**REQUEST**
Work out how many lines hold the string "text". The answer is a single number, nothing more.
····················
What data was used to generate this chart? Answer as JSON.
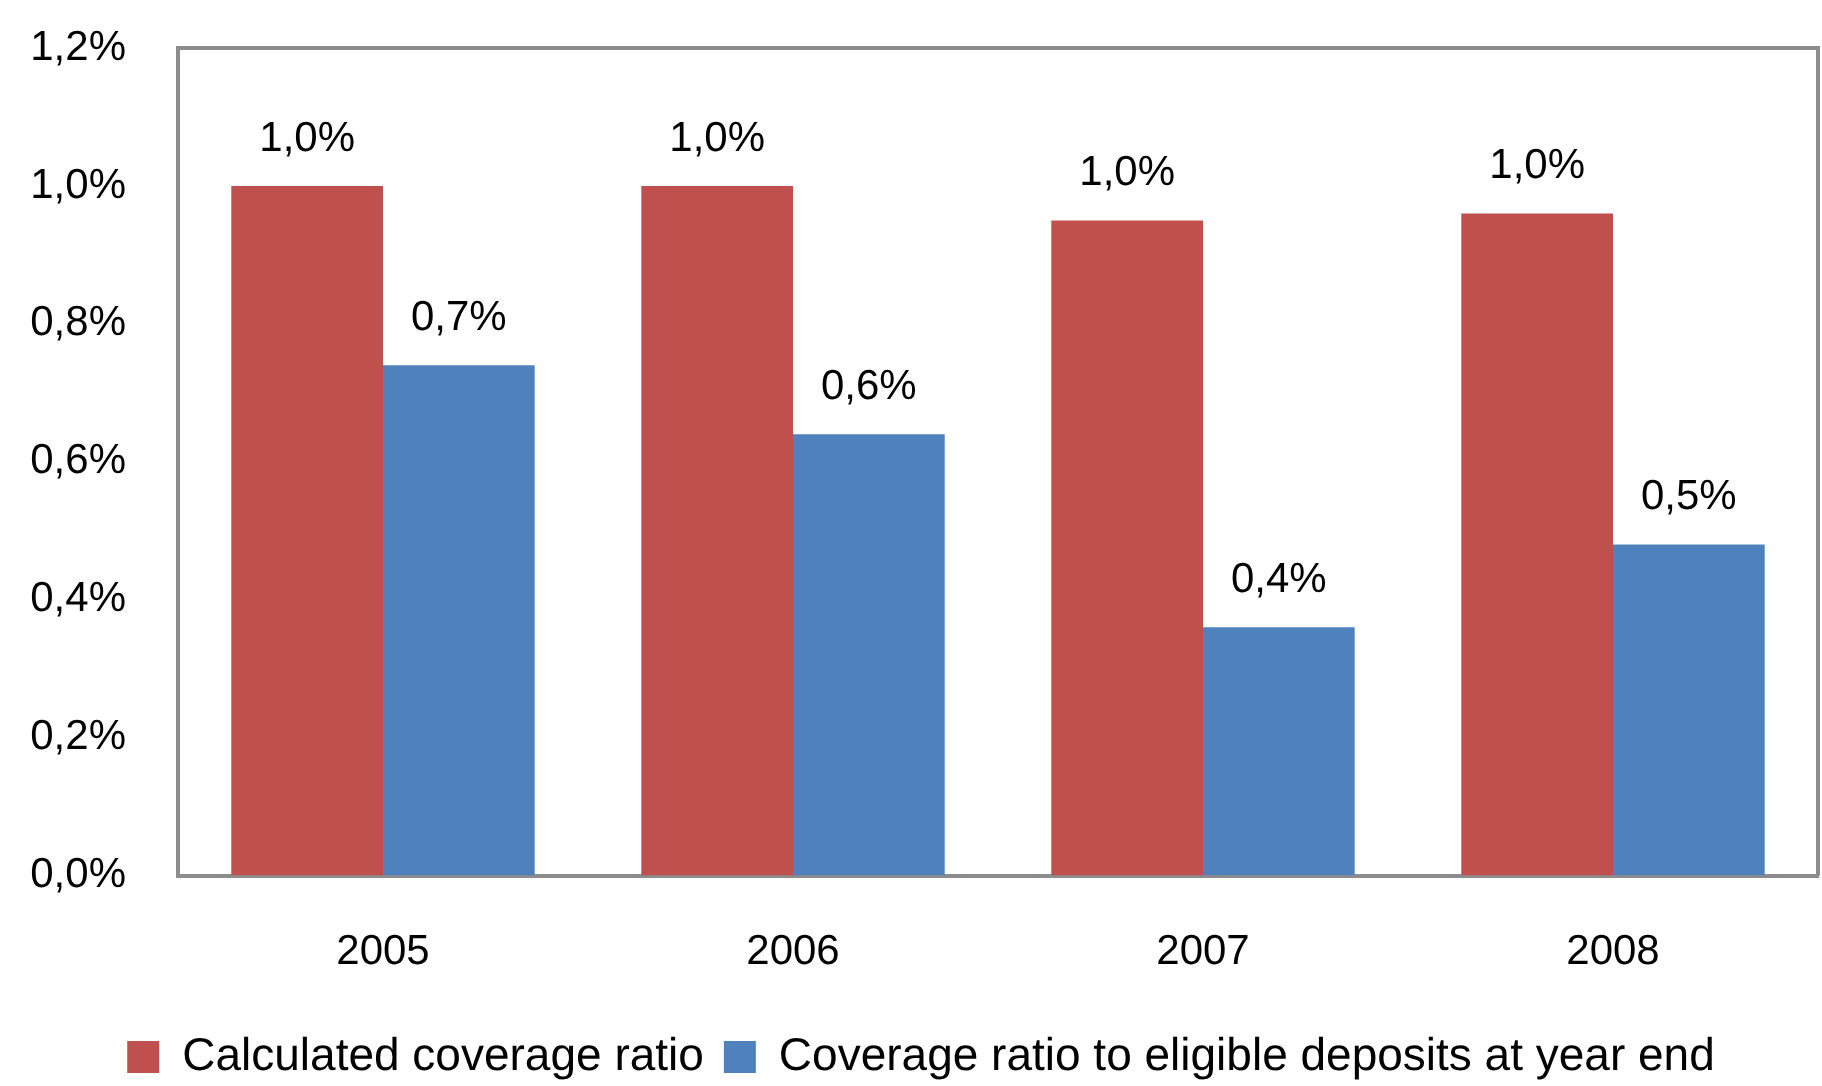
{
  "chart_data": {
    "type": "bar",
    "categories": [
      "2005",
      "2006",
      "2007",
      "2008"
    ],
    "series": [
      {
        "name": "Calculated coverage ratio",
        "color": "#c0504d",
        "values": [
          1.0,
          1.0,
          0.95,
          0.96
        ],
        "value_labels": [
          "1,0%",
          "1,0%",
          "1,0%",
          "1,0%"
        ]
      },
      {
        "name": "Coverage ratio to eligible deposits at year end",
        "color": "#4f81bd",
        "values": [
          0.74,
          0.64,
          0.36,
          0.48
        ],
        "value_labels": [
          "0,7%",
          "0,6%",
          "0,4%",
          "0,5%"
        ]
      }
    ],
    "ylim": [
      0,
      1.2
    ],
    "yticks": [
      {
        "value": 0,
        "label": "0,0%"
      },
      {
        "value": 0.2,
        "label": "0,2%"
      },
      {
        "value": 0.4,
        "label": "0,4%"
      },
      {
        "value": 0.6,
        "label": "0,6%"
      },
      {
        "value": 0.8,
        "label": "0,8%"
      },
      {
        "value": 1.0,
        "label": "1,0%"
      },
      {
        "value": 1.2,
        "label": "1,2%"
      }
    ],
    "grid": false,
    "legend": "bottom"
  }
}
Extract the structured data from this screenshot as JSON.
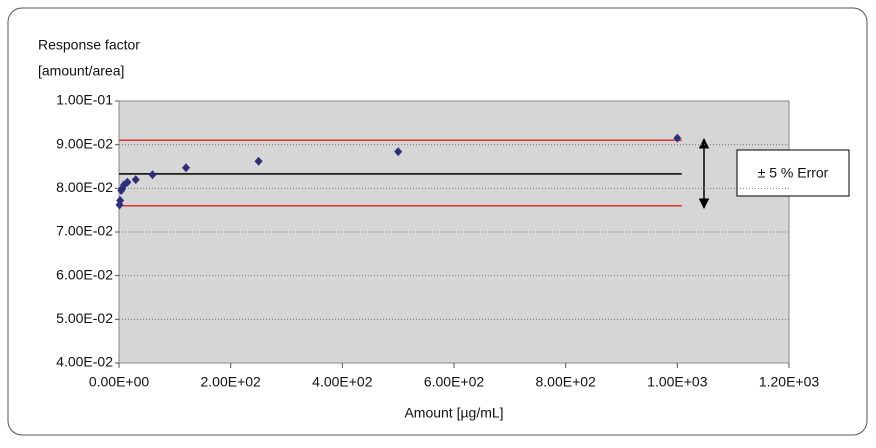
{
  "chart_data": {
    "type": "scatter",
    "y_label": [
      "Response factor",
      "[amount/area]"
    ],
    "x_label": "Amount [µg/mL]",
    "annotation": "± 5 % Error",
    "series": [
      {
        "color": "#2e2e7a",
        "x": [
          1,
          2,
          4,
          6,
          9,
          15,
          30,
          60,
          120,
          250,
          500,
          1000
        ],
        "values": [
          0.0762,
          0.0772,
          0.0795,
          0.08,
          0.0808,
          0.0814,
          0.082,
          0.0831,
          0.0847,
          0.0862,
          0.0884,
          0.0915
        ]
      }
    ],
    "lines": [
      {
        "color": "#e03030",
        "x": [
          0,
          1008
        ],
        "values": [
          0.091,
          0.091
        ]
      },
      {
        "color": "#000000",
        "x": [
          0,
          1008
        ],
        "values": [
          0.0833,
          0.0833
        ]
      },
      {
        "color": "#e03030",
        "x": [
          0,
          1008
        ],
        "values": [
          0.076,
          0.076
        ]
      }
    ],
    "xlim": [
      0,
      1200
    ],
    "xticks": [
      {
        "value": 0,
        "label": "0.00E+00"
      },
      {
        "value": 200,
        "label": "2.00E+02"
      },
      {
        "value": 400,
        "label": "4.00E+02"
      },
      {
        "value": 600,
        "label": "6.00E+02"
      },
      {
        "value": 800,
        "label": "8.00E+02"
      },
      {
        "value": 1000,
        "label": "1.00E+03"
      },
      {
        "value": 1200,
        "label": "1.20E+03"
      }
    ],
    "ylim": [
      0.04,
      0.1
    ],
    "yticks": [
      {
        "value": 0.04,
        "label": "4.00E-02"
      },
      {
        "value": 0.05,
        "label": "5.00E-02"
      },
      {
        "value": 0.06,
        "label": "6.00E-02"
      },
      {
        "value": 0.07,
        "label": "7.00E-02"
      },
      {
        "value": 0.08,
        "label": "8.00E-02"
      },
      {
        "value": 0.09,
        "label": "9.00E-02"
      },
      {
        "value": 0.1,
        "label": "1.00E-01"
      }
    ],
    "grid": true
  }
}
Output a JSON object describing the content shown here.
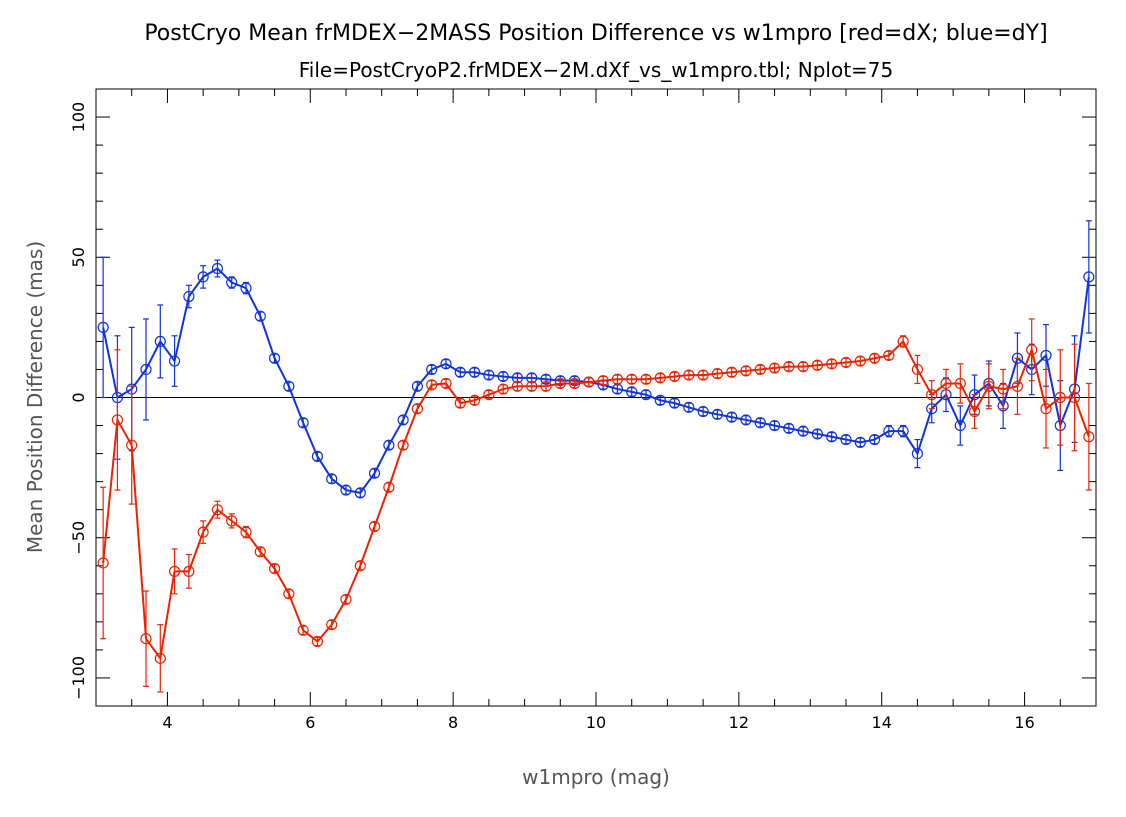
{
  "chart_data": {
    "type": "line",
    "title": "PostCryo Mean frMDEX−2MASS Position Difference vs w1mpro [red=dX; blue=dY]",
    "subtitle": "File=PostCryoP2.frMDEX−2M.dXf_vs_w1mpro.tbl; Nplot=75",
    "xlabel": "w1mpro (mag)",
    "ylabel": "Mean Position Difference (mas)",
    "xlim": [
      3.0,
      17.0
    ],
    "ylim": [
      -110,
      110
    ],
    "xticks": [
      4,
      6,
      8,
      10,
      12,
      14,
      16
    ],
    "yticks": [
      -100,
      -50,
      0,
      50,
      100
    ],
    "xtick_labels": [
      "4",
      "6",
      "8",
      "10",
      "12",
      "14",
      "16"
    ],
    "ytick_labels": [
      "−100",
      "−50",
      "0",
      "50",
      "100"
    ],
    "zero_line": true,
    "grid": false,
    "colors": {
      "dX": "#ee2200",
      "dY": "#1133dd"
    },
    "series": [
      {
        "name": "dY",
        "color": "#1133dd",
        "x": [
          3.1,
          3.3,
          3.5,
          3.7,
          3.9,
          4.1,
          4.3,
          4.5,
          4.7,
          4.9,
          5.1,
          5.3,
          5.5,
          5.7,
          5.9,
          6.1,
          6.3,
          6.5,
          6.7,
          6.9,
          7.1,
          7.3,
          7.5,
          7.7,
          7.9,
          8.1,
          8.3,
          8.5,
          8.7,
          8.9,
          9.1,
          9.3,
          9.5,
          9.7,
          9.9,
          10.1,
          10.3,
          10.5,
          10.7,
          10.9,
          11.1,
          11.3,
          11.5,
          11.7,
          11.9,
          12.1,
          12.3,
          12.5,
          12.7,
          12.9,
          13.1,
          13.3,
          13.5,
          13.7,
          13.9,
          14.1,
          14.3,
          14.5,
          14.7,
          14.9,
          15.1,
          15.3,
          15.5,
          15.7,
          15.9,
          16.1,
          16.3,
          16.5,
          16.7,
          16.9
        ],
        "y": [
          25,
          0,
          3,
          10,
          20,
          13,
          36,
          43,
          46,
          41,
          39,
          29,
          14,
          4,
          -9,
          -21,
          -29,
          -33,
          -34,
          -27,
          -17,
          -8,
          4,
          10,
          12,
          9,
          9,
          8,
          7.5,
          7,
          7,
          6.5,
          6,
          6,
          5.5,
          4.5,
          3,
          2,
          1,
          -1,
          -2,
          -3.5,
          -5,
          -6,
          -7,
          -8,
          -9,
          -10,
          -11,
          -12,
          -13,
          -14,
          -15,
          -16,
          -15,
          -12,
          -12,
          -20,
          -4,
          1,
          -10,
          1,
          5,
          -3,
          14,
          10,
          15,
          -10,
          3,
          43
        ],
        "err": [
          25,
          22,
          22,
          18,
          13,
          9,
          4,
          4,
          3,
          2,
          2,
          1.5,
          1.5,
          1.5,
          1.5,
          1.5,
          1.5,
          1.5,
          1.5,
          1.5,
          1.5,
          1.5,
          1.5,
          1.5,
          1.5,
          1.5,
          1.5,
          1.5,
          1.5,
          1.5,
          1.5,
          1.5,
          1.5,
          1.5,
          1.5,
          1.5,
          1.5,
          1.5,
          1.5,
          1.5,
          1.5,
          1.5,
          1.5,
          1.5,
          1.5,
          1.5,
          1.5,
          1.5,
          1.5,
          1.5,
          1.5,
          1.5,
          1.5,
          1.5,
          1.5,
          2,
          2,
          5,
          5,
          6,
          7,
          7,
          8,
          8,
          9,
          9,
          11,
          16,
          19,
          20
        ]
      },
      {
        "name": "dX",
        "color": "#ee2200",
        "x": [
          3.1,
          3.3,
          3.5,
          3.7,
          3.9,
          4.1,
          4.3,
          4.5,
          4.7,
          4.9,
          5.1,
          5.3,
          5.5,
          5.7,
          5.9,
          6.1,
          6.3,
          6.5,
          6.7,
          6.9,
          7.1,
          7.3,
          7.5,
          7.7,
          7.9,
          8.1,
          8.3,
          8.5,
          8.7,
          8.9,
          9.1,
          9.3,
          9.5,
          9.7,
          9.9,
          10.1,
          10.3,
          10.5,
          10.7,
          10.9,
          11.1,
          11.3,
          11.5,
          11.7,
          11.9,
          12.1,
          12.3,
          12.5,
          12.7,
          12.9,
          13.1,
          13.3,
          13.5,
          13.7,
          13.9,
          14.1,
          14.3,
          14.5,
          14.7,
          14.9,
          15.1,
          15.3,
          15.5,
          15.7,
          15.9,
          16.1,
          16.3,
          16.5,
          16.7,
          16.9
        ],
        "y": [
          -59,
          -8,
          -17,
          -86,
          -93,
          -62,
          -62,
          -48,
          -40,
          -44,
          -48,
          -55,
          -61,
          -70,
          -83,
          -87,
          -81,
          -72,
          -60,
          -46,
          -32,
          -17,
          -4,
          4.5,
          5,
          -2,
          -1,
          1,
          3,
          4,
          4,
          4,
          5,
          5,
          5.5,
          6,
          6.5,
          6.5,
          6.5,
          7,
          7.5,
          8,
          8,
          8.5,
          9,
          9.5,
          10,
          10.5,
          11,
          11,
          11.5,
          12,
          12.5,
          13,
          14,
          15,
          20,
          10,
          1,
          5,
          5,
          -5,
          4,
          3,
          4,
          17,
          -4,
          0,
          0,
          -14
        ],
        "err": [
          27,
          25,
          21,
          17,
          12,
          8,
          6,
          4,
          3,
          2.5,
          2,
          1.5,
          1.5,
          1.5,
          1.5,
          1.5,
          1.5,
          1.5,
          1.5,
          1.5,
          1.5,
          1.5,
          1.5,
          1.5,
          1.5,
          1.5,
          1.5,
          1.5,
          1.5,
          1.5,
          1.5,
          1.5,
          1.5,
          1.5,
          1.5,
          1.5,
          1.5,
          1.5,
          1.5,
          1.5,
          1.5,
          1.5,
          1.5,
          1.5,
          1.5,
          1.5,
          1.5,
          1.5,
          1.5,
          1.5,
          1.5,
          1.5,
          1.5,
          1.5,
          1.5,
          1.5,
          2,
          5,
          5,
          5,
          7,
          6,
          8,
          7,
          10,
          11,
          14,
          17,
          19,
          19
        ]
      }
    ]
  }
}
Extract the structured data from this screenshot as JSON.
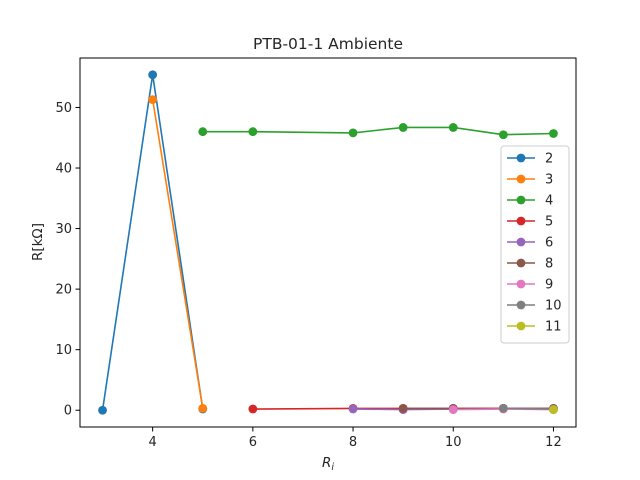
{
  "chart_data": {
    "type": "line",
    "title": "PTB-01-1 Ambiente",
    "xlabel_main": "R",
    "xlabel_sub": "i",
    "ylabel": "R[kΩ]",
    "xlim": [
      2.55,
      12.45
    ],
    "ylim": [
      -2.77,
      58.17
    ],
    "xticks": [
      4,
      6,
      8,
      10,
      12
    ],
    "yticks": [
      0,
      10,
      20,
      30,
      40,
      50
    ],
    "legend_position": "center-right",
    "series": [
      {
        "name": "2",
        "color": "#1f77b4",
        "x": [
          3,
          4,
          5
        ],
        "y": [
          0.0,
          55.4,
          0.2
        ]
      },
      {
        "name": "3",
        "color": "#ff7f0e",
        "x": [
          4,
          5
        ],
        "y": [
          51.3,
          0.3
        ]
      },
      {
        "name": "4",
        "color": "#2ca02c",
        "x": [
          5,
          6,
          8,
          9,
          10,
          11,
          12
        ],
        "y": [
          46.0,
          46.0,
          45.8,
          46.7,
          46.7,
          45.5,
          45.7
        ]
      },
      {
        "name": "5",
        "color": "#d62728",
        "x": [
          6,
          8,
          9,
          10,
          11,
          12
        ],
        "y": [
          0.2,
          0.3,
          0.3,
          0.3,
          0.3,
          0.3
        ]
      },
      {
        "name": "6",
        "color": "#9467bd",
        "x": [
          8,
          9,
          10,
          11,
          12
        ],
        "y": [
          0.2,
          0.1,
          0.2,
          0.3,
          0.2
        ]
      },
      {
        "name": "8",
        "color": "#8c564b",
        "x": [
          9,
          10,
          11,
          12
        ],
        "y": [
          0.3,
          0.3,
          0.3,
          0.3
        ]
      },
      {
        "name": "9",
        "color": "#e377c2",
        "x": [
          10,
          11,
          12
        ],
        "y": [
          0.1,
          0.2,
          0.1
        ]
      },
      {
        "name": "10",
        "color": "#7f7f7f",
        "x": [
          11,
          12
        ],
        "y": [
          0.3,
          0.2
        ]
      },
      {
        "name": "11",
        "color": "#bcbd22",
        "x": [
          12
        ],
        "y": [
          0.1
        ]
      }
    ]
  }
}
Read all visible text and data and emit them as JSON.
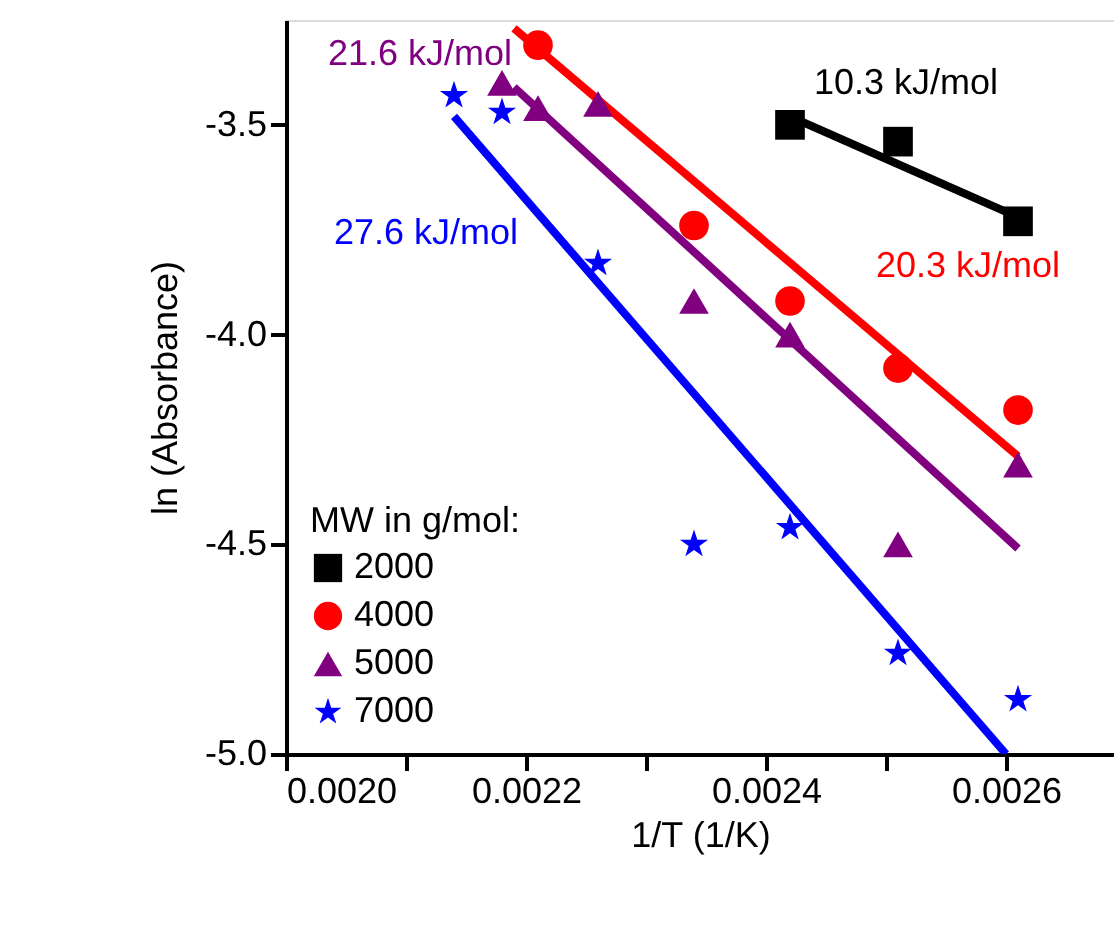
{
  "chart_data": {
    "type": "scatter",
    "xlabel": "1/T (1/K)",
    "ylabel": "ln (Absorbance)",
    "legend_title": "MW in g/mol:",
    "legend": "bottom left",
    "grid": false,
    "xlim": [
      0.002,
      0.00269
    ],
    "ylim": [
      -5.0,
      -3.25
    ],
    "xticks": [
      {
        "value": 0.002,
        "label": "0.0020"
      },
      {
        "value": 0.0021,
        "label": null
      },
      {
        "value": 0.0022,
        "label": "0.0022"
      },
      {
        "value": 0.0023,
        "label": null
      },
      {
        "value": 0.0024,
        "label": "0.0024"
      },
      {
        "value": 0.0025,
        "label": null
      },
      {
        "value": 0.0026,
        "label": "0.0026"
      }
    ],
    "yticks": [
      {
        "value": -5.0,
        "label": "-5.0"
      },
      {
        "value": -4.5,
        "label": "-4.5"
      },
      {
        "value": -4.0,
        "label": "-4.0"
      },
      {
        "value": -3.5,
        "label": "-3.5"
      }
    ],
    "series": [
      {
        "name": "2000",
        "marker": "square",
        "color": "#000000",
        "x": [
          0.00242,
          0.00251,
          0.00261
        ],
        "values": [
          -3.5,
          -3.54,
          -3.73
        ]
      },
      {
        "name": "4000",
        "marker": "circle",
        "color": "#ff0000",
        "x": [
          0.00221,
          0.00234,
          0.00242,
          0.00251,
          0.00261
        ],
        "values": [
          -3.31,
          -3.74,
          -3.92,
          -4.08,
          -4.18
        ]
      },
      {
        "name": "5000",
        "marker": "triangle",
        "color": "#800080",
        "x": [
          0.00218,
          0.00221,
          0.00226,
          0.00234,
          0.00242,
          0.00251,
          0.00261
        ],
        "values": [
          -3.4,
          -3.46,
          -3.45,
          -3.92,
          -4.0,
          -4.5,
          -4.31
        ]
      },
      {
        "name": "7000",
        "marker": "star",
        "color": "#0000ff",
        "x": [
          0.00214,
          0.00218,
          0.00226,
          0.00234,
          0.00242,
          0.00251,
          0.00261
        ],
        "values": [
          -3.43,
          -3.47,
          -3.83,
          -4.5,
          -4.46,
          -4.76,
          -4.87
        ]
      },
      {
        "type": "line",
        "color": "#000000",
        "x": [
          0.00242,
          0.00261
        ],
        "values": [
          -3.48,
          -3.72
        ]
      },
      {
        "type": "line",
        "color": "#ff0000",
        "x": [
          0.00219,
          0.00261
        ],
        "values": [
          -3.27,
          -4.29
        ]
      },
      {
        "type": "line",
        "color": "#800080",
        "x": [
          0.00219,
          0.00261
        ],
        "values": [
          -3.41,
          -4.51
        ]
      },
      {
        "type": "line",
        "color": "#0000ff",
        "x": [
          0.00214,
          0.0026
        ],
        "values": [
          -3.48,
          -5.0
        ]
      }
    ],
    "annotations": [
      {
        "text": "21.6 kJ/mol",
        "x": 0.00219,
        "y": -3.41
      },
      {
        "text": "10.3 kJ/mol",
        "x": 0.00242,
        "y": -3.48
      },
      {
        "text": "27.6 kJ/mol",
        "x": 0.00214,
        "y": -3.48
      },
      {
        "text": "20.3 kJ/mol",
        "x": 0.00245,
        "y": -3.9
      }
    ]
  }
}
····················
**TASK ANSWER**
5